***** Record extracts
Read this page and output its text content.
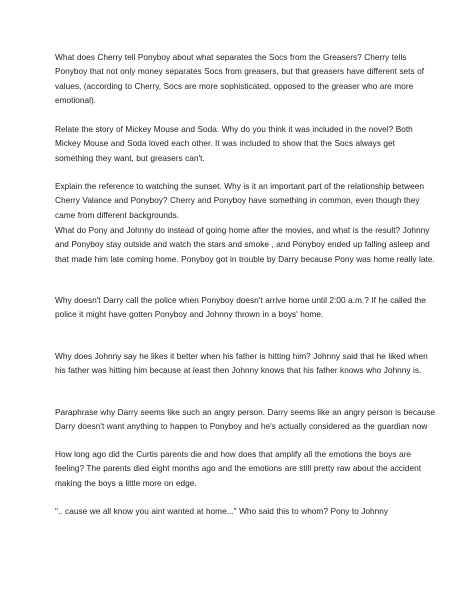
What does Cherry tell Ponyboy about what separates the Socs from the Greasers? Cherry tells Ponyboy that not only money separates Socs from greasers, but that greasers have different sets of values, (according to Cherry, Socs are more sophisticated, opposed to the greaser who are more emotional).

Relate the story of Mickey Mouse and Soda. Why do you think it was included in the novel? Both Mickey Mouse and Soda loved each other. It was included to show that the Socs always get something they want, but greasers can't.

Explain the reference to watching the sunset. Why is it an important part of the relationship between Cherry Valance and Ponyboy? Cherry and Ponyboy have something in common, even though they came from different backgrounds.

What do Pony and Johnny do instead of going home after the movies, and what is the result? Johnny and Ponyboy stay outside and watch the stars and smoke , and Ponyboy ended up falling asleep and that made him late coming home. Ponyboy got in trouble by Darry because Pony was home really late.

Why doesn't Darry call the police when Ponyboy doesn't arrive home until 2:00 a.m.? If he called the police it might have gotten Ponyboy and Johnny thrown in a boys' home.

Why does Johnny say he likes it better when his father is hitting him? Johnny said that he liked when his father was hitting him because at least then Johnny knows that his father knows who Johnny is.

Paraphrase why Darry seems like such an angry person. Darry seems like an angry person is because Darry doesn't want anything to happen to Ponyboy and he's actually considered as the guardian now

How long ago did the Curtis parents die and how does that amplify all the emotions the boys are feeling? The parents died eight months ago and the emotions are still pretty raw about the accident making the boys a little more on edge.

".. cause we all know you aint wanted at home..." Who said this to whom? Pony to Johnny
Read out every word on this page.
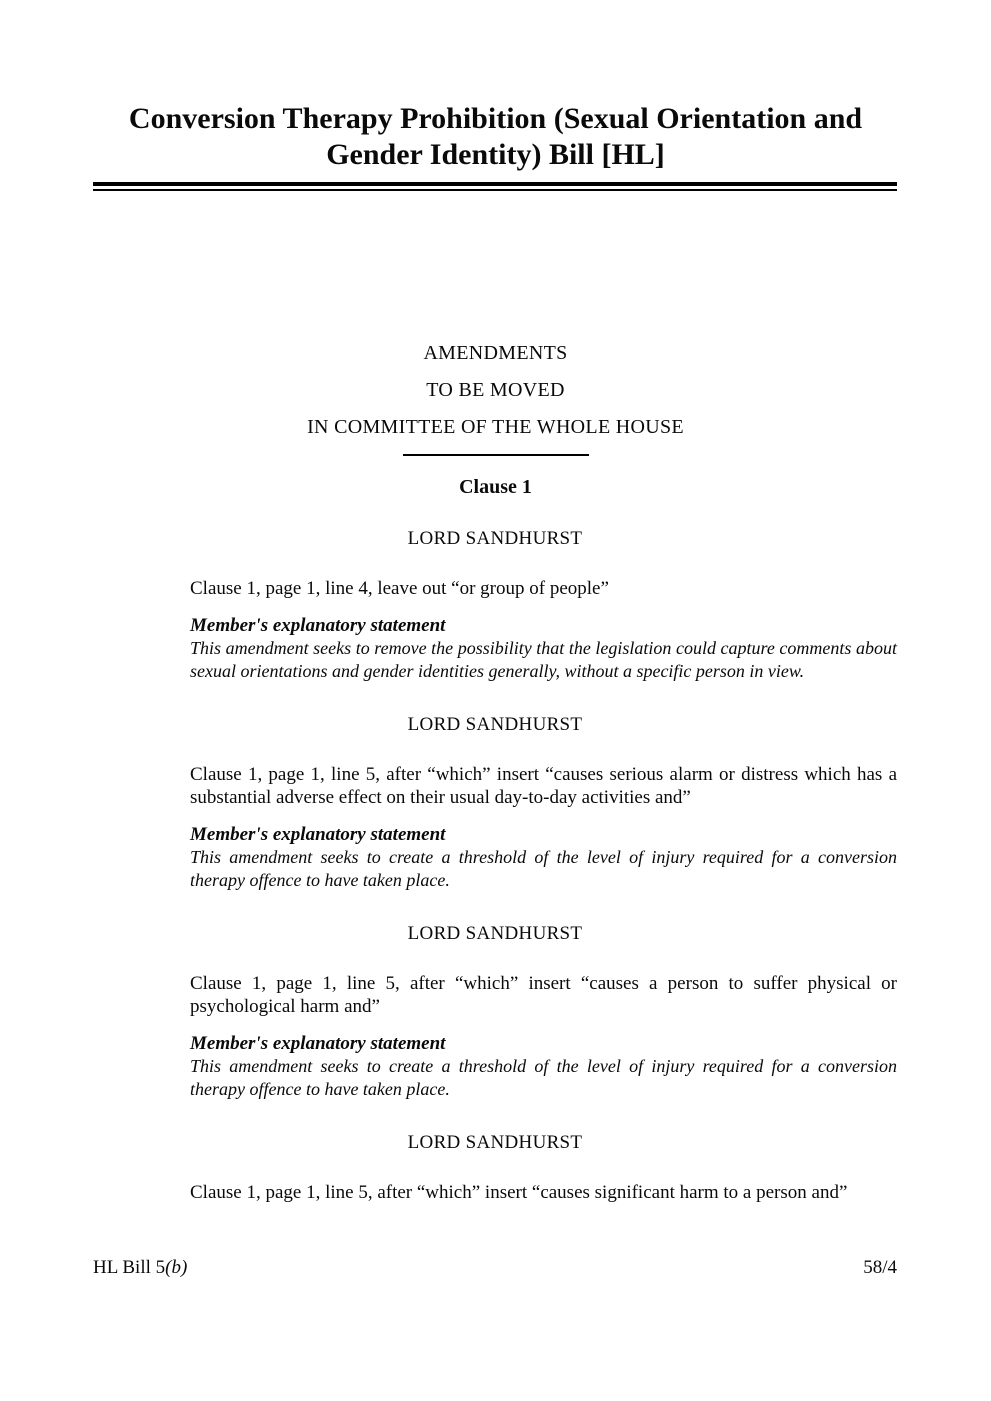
Conversion Therapy Prohibition (Sexual Orientation and
Gender Identity) Bill [HL]
AMENDMENTS
TO BE MOVED
IN COMMITTEE OF THE WHOLE HOUSE
Clause 1
LORD SANDHURST

Clause 1, page 1, line 4, leave out “or group of people”

Member's explanatory statement
This amendment seeks to remove the possibility that the legislation could capture comments about sexual orientations and gender identities generally, without a specific person in view.
LORD SANDHURST

Clause 1, page 1, line 5, after “which” insert “causes serious alarm or distress which has a substantial adverse effect on their usual day-to-day activities and”

Member's explanatory statement
This amendment seeks to create a threshold of the level of injury required for a conversion therapy offence to have taken place.
LORD SANDHURST

Clause 1, page 1, line 5, after “which” insert “causes a person to suffer physical or psychological harm and”

Member's explanatory statement
This amendment seeks to create a threshold of the level of injury required for a conversion therapy offence to have taken place.
LORD SANDHURST

Clause 1, page 1, line 5, after “which” insert “causes significant harm to a person and”

HL Bill 5(b)	58/4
**********
* _Set task_
Working from the material above, transcribe it exactly while omitting pictures.

* _Output of the task_
Read this page and output its text content.
What does Cherry tell Ponyboy about what separates the Socs from the Greasers? Cherry tells Ponyboy that not only money separates Socs from greasers, but that greasers have different sets of values, (according to Cherry, Socs are more sophisticated, opposed to the greaser who are more emotional).

Relate the story of Mickey Mouse and Soda. Why do you think it was included in the novel? Both Mickey Mouse and Soda loved each other. It was included to show that the Socs always get something they want, but greasers can't.

Explain the reference to watching the sunset. Why is it an important part of the relationship between Cherry Valance and Ponyboy? Cherry and Ponyboy have something in common, even though they came from different backgrounds.

What do Pony and Johnny do instead of going home after the movies, and what is the result? Johnny and Ponyboy stay outside and watch the stars and smoke , and Ponyboy ended up falling asleep and that made him late coming home. Ponyboy got in trouble by Darry because Pony was home really late.

Why doesn't Darry call the police when Ponyboy doesn't arrive home until 2:00 a.m.? If he called the police it might have gotten Ponyboy and Johnny thrown in a boys' home.

Why does Johnny say he likes it better when his father is hitting him? Johnny said that he liked when his father was hitting him because at least then Johnny knows that his father knows who Johnny is.

Paraphrase why Darry seems like such an angry person. Darry seems like an angry person is because Darry doesn't want anything to happen to Ponyboy and he's actually considered as the guardian now

How long ago did the Curtis parents die and how does that amplify all the emotions the boys are feeling? The parents died eight months ago and the emotions are still pretty raw about the accident making the boys a little more on edge.

".. cause we all know you aint wanted at home..." Who said this to whom? Pony to Johnny
Read out every word on this page.
Conversion Therapy Prohibition (Sexual Orientation and
Gender Identity) Bill [HL]
AMENDMENTS
TO BE MOVED
IN COMMITTEE OF THE WHOLE HOUSE
Clause 1
LORD SANDHURST

Clause 1, page 1, line 4, leave out “or group of people”

Member's explanatory statement
This amendment seeks to remove the possibility that the legislation could capture comments about sexual orientations and gender identities generally, without a specific person in view.
LORD SANDHURST

Clause 1, page 1, line 5, after “which” insert “causes serious alarm or distress which has a substantial adverse effect on their usual day-to-day activities and”

Member's explanatory statement
This amendment seeks to create a threshold of the level of injury required for a conversion therapy offence to have taken place.
LORD SANDHURST

Clause 1, page 1, line 5, after “which” insert “causes a person to suffer physical or psychological harm and”

Member's explanatory statement
This amendment seeks to create a threshold of the level of injury required for a conversion therapy offence to have taken place.
LORD SANDHURST

Clause 1, page 1, line 5, after “which” insert “causes significant harm to a person and”

HL Bill 5(b)	58/4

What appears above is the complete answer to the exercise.